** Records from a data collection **
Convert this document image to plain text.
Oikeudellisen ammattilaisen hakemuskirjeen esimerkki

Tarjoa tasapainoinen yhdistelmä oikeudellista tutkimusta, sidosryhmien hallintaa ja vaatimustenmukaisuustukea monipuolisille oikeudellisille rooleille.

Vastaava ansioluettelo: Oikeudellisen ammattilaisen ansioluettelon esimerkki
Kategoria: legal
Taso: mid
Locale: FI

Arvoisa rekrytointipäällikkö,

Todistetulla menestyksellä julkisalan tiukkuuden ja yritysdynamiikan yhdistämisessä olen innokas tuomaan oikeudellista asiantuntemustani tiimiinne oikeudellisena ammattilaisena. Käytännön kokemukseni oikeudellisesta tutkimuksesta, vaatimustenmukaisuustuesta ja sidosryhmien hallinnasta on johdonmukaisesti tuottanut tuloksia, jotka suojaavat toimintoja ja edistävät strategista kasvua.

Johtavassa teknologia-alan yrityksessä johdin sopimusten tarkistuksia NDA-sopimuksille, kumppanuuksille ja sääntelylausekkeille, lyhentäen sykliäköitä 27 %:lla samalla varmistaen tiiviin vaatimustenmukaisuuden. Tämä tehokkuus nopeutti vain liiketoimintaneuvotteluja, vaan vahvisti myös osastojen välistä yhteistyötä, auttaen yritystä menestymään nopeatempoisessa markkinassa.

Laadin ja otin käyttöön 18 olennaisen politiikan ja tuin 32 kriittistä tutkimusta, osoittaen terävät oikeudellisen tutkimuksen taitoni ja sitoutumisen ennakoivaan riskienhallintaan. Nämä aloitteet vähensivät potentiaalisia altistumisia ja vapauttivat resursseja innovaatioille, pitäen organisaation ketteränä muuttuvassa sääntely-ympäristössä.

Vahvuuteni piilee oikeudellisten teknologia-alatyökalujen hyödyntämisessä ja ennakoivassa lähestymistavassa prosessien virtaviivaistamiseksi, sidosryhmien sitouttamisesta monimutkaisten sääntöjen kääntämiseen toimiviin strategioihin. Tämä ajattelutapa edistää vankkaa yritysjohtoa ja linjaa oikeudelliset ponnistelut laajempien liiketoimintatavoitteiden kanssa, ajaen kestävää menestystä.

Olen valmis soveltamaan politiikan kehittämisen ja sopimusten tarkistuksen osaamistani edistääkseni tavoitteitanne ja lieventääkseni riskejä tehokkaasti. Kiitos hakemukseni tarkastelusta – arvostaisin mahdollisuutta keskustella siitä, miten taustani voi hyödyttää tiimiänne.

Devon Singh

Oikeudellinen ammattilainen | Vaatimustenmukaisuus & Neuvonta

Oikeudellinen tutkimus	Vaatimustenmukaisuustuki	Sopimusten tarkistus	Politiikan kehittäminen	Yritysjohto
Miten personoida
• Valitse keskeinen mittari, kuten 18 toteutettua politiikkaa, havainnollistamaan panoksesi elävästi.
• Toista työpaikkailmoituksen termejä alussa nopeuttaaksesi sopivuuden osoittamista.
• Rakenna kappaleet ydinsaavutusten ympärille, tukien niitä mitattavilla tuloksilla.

** Aim **
In the listing above, find each line with the word "Oikeudellinen" and copy it.

** Task result **
Oikeudellinen ammattilainen | Vaatimustenmukaisuus & Neuvonta
Oikeudellinen tutkimus	Vaatimustenmukaisuustuki	Sopimusten tarkistus	Politiikan kehittäminen	Yritysjohto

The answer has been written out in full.